- _STATED GOAL_
Find each line in the following listing that has the string "screenshot", then state the count and nothing else.

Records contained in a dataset
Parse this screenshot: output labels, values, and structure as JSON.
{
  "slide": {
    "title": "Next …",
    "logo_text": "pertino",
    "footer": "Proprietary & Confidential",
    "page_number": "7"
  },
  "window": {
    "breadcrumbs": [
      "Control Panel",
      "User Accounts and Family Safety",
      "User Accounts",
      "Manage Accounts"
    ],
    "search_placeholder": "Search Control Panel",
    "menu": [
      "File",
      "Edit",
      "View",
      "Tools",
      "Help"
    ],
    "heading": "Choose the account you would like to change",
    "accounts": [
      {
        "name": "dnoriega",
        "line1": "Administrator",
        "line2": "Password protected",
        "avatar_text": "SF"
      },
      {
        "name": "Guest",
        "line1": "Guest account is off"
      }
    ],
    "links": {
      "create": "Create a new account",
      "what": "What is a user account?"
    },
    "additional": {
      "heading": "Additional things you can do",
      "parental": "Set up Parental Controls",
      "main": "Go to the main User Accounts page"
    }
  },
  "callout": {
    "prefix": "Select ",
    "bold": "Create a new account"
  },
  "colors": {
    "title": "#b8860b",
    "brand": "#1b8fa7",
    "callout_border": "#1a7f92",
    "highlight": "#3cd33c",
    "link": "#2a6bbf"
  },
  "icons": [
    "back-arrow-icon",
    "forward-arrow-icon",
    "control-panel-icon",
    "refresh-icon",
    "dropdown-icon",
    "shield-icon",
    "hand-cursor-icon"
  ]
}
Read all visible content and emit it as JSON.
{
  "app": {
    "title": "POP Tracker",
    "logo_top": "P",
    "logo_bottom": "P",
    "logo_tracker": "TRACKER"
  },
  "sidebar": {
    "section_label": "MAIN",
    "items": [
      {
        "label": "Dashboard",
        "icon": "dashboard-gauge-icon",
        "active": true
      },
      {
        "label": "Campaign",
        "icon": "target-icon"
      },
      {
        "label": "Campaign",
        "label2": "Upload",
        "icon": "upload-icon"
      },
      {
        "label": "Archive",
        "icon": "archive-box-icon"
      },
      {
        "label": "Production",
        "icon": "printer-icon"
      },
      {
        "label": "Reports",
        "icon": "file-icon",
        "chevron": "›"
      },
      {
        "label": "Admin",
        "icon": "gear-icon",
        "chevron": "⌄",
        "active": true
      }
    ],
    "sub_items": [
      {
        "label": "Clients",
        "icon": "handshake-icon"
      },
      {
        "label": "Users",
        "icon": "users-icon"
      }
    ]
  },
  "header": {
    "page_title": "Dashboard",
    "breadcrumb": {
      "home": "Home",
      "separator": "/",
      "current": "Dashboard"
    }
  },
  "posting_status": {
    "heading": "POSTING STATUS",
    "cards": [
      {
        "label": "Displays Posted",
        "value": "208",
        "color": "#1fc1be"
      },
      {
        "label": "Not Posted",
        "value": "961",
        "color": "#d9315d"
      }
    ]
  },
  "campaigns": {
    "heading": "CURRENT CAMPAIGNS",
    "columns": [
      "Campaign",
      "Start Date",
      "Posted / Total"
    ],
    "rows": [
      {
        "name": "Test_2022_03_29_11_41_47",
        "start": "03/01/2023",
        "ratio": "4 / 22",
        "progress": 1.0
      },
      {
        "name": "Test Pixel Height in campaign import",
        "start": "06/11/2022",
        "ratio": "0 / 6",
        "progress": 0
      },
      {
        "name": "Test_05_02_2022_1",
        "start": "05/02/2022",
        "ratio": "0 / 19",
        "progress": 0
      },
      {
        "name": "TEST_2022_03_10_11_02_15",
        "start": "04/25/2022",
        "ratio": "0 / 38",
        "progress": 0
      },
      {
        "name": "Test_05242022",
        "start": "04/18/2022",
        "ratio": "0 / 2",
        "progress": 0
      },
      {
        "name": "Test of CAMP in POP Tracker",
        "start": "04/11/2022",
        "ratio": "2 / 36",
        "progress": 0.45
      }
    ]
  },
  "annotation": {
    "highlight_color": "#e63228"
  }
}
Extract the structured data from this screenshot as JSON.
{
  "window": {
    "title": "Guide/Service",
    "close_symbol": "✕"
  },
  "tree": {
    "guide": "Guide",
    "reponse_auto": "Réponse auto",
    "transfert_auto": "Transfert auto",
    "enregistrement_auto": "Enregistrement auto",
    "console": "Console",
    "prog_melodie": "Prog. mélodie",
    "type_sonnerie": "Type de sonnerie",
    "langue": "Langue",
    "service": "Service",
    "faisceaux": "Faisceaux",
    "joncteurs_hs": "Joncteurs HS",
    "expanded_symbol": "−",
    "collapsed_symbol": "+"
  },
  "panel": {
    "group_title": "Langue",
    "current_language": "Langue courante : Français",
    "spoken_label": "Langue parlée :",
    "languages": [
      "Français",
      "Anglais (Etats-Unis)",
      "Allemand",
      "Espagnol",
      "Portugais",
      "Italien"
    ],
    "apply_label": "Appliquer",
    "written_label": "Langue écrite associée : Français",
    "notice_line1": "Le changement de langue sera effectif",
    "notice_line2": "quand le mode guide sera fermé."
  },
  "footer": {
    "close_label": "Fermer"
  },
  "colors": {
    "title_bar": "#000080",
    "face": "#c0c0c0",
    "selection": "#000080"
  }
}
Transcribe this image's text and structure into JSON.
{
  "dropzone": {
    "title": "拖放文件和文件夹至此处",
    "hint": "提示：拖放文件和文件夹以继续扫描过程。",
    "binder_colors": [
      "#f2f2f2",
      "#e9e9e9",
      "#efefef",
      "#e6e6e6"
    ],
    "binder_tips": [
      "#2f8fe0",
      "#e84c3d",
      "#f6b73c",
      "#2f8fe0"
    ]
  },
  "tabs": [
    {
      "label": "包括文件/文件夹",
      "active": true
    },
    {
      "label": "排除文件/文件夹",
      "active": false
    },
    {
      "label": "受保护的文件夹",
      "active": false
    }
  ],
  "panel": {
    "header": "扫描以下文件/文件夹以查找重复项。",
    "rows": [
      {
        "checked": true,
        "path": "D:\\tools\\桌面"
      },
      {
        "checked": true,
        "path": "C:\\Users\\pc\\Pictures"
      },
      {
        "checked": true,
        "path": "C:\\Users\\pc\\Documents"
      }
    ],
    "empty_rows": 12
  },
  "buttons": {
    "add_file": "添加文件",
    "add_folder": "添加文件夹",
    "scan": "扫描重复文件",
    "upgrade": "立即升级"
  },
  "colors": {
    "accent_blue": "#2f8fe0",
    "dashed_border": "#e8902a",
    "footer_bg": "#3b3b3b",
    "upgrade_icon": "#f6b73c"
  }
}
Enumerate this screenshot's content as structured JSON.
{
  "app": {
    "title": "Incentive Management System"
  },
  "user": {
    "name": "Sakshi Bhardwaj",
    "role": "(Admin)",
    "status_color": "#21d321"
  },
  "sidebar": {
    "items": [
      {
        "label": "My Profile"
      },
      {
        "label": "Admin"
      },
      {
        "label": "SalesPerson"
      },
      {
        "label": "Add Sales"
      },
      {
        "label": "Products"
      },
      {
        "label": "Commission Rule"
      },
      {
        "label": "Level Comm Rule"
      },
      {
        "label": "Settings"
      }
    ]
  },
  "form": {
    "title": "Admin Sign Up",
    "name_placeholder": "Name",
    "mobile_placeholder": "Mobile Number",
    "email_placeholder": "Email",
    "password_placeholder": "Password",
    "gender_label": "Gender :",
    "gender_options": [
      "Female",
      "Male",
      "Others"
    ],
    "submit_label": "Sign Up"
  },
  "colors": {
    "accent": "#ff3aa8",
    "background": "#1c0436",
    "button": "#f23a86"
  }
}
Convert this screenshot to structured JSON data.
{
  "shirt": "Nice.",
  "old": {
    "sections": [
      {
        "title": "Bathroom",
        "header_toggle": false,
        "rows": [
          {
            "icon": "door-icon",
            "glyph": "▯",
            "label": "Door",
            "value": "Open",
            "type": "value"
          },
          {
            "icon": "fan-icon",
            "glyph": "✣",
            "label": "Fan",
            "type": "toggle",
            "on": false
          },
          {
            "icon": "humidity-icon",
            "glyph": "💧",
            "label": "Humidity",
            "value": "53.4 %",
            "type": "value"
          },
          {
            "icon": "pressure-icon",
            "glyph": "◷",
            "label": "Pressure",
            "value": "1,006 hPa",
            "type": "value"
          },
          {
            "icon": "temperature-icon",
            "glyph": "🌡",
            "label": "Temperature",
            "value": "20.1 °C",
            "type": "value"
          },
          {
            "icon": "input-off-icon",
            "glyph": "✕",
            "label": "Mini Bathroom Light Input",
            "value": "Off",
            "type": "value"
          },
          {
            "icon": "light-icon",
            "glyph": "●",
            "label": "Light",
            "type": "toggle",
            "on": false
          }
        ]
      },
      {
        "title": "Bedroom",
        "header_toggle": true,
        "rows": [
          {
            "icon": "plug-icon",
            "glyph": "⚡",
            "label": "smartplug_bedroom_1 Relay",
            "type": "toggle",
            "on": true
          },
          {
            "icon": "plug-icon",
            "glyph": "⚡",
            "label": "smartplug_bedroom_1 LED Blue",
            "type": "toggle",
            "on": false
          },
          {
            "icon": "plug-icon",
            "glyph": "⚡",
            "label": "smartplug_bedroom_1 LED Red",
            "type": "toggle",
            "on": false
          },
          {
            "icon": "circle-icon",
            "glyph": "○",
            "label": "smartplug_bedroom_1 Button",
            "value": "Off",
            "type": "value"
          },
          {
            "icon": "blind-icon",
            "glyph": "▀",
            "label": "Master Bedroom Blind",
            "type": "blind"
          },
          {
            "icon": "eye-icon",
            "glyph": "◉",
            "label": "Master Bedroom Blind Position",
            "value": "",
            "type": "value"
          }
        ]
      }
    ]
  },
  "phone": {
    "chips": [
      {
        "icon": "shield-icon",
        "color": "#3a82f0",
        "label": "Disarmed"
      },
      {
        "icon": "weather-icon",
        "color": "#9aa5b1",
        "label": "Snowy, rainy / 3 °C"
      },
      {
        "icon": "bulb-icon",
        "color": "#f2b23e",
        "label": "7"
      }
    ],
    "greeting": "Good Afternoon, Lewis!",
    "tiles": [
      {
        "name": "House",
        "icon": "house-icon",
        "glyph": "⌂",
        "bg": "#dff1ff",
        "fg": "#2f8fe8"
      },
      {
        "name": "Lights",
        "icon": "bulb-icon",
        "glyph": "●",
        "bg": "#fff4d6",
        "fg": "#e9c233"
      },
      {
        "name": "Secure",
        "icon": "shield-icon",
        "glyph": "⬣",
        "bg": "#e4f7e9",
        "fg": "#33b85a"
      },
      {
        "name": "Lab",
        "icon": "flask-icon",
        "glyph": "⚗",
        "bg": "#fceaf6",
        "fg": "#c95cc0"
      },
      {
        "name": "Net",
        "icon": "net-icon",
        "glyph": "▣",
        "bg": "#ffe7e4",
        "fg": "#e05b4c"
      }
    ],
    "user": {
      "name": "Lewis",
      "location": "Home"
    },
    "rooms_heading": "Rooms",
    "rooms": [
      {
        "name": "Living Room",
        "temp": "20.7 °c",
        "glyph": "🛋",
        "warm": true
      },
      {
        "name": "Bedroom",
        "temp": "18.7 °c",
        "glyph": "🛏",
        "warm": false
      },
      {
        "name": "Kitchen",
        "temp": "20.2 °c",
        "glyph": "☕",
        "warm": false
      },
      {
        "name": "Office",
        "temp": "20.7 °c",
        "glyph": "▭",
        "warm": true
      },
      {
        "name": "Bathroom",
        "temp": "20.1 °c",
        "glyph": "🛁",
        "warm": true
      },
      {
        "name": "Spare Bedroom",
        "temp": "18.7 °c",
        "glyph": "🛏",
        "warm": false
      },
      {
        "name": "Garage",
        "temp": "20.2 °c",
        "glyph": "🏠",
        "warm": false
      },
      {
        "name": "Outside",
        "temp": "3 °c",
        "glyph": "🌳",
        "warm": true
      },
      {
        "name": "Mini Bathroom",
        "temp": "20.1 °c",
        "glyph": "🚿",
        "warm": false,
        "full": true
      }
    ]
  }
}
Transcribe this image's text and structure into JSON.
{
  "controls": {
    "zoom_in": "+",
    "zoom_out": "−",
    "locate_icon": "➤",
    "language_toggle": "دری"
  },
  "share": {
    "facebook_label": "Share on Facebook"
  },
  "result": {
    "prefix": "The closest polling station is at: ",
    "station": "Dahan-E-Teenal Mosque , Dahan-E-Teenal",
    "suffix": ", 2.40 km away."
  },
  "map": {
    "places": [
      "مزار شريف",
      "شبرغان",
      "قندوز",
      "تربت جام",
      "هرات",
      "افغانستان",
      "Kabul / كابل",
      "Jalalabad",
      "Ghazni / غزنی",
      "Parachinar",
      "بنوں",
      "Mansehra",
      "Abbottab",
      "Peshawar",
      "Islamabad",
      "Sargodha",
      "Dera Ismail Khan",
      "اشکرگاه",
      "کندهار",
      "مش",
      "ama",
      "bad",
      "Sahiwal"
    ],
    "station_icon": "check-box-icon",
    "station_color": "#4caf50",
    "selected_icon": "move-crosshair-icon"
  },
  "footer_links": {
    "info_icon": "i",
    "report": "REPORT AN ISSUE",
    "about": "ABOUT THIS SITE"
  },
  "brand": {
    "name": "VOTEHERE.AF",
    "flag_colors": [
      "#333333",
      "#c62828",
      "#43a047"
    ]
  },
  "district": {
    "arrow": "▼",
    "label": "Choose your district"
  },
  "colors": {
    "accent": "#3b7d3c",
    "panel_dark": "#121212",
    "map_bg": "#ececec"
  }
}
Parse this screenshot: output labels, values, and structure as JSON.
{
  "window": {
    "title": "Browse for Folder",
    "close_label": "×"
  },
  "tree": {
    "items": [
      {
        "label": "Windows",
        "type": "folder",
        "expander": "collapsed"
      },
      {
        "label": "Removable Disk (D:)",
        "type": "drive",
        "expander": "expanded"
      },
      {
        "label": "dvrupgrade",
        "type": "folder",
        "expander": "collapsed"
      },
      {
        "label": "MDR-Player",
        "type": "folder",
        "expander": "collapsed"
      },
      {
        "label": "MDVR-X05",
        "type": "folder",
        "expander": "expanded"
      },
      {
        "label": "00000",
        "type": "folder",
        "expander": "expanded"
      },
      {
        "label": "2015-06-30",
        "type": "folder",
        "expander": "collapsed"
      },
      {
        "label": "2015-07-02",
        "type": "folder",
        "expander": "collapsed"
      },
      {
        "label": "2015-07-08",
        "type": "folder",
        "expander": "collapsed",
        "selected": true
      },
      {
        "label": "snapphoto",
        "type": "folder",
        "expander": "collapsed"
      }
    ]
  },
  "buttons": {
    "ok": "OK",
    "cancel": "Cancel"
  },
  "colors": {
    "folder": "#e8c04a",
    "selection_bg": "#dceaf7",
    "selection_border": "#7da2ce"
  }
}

- _CORRECT OUTPUT_
5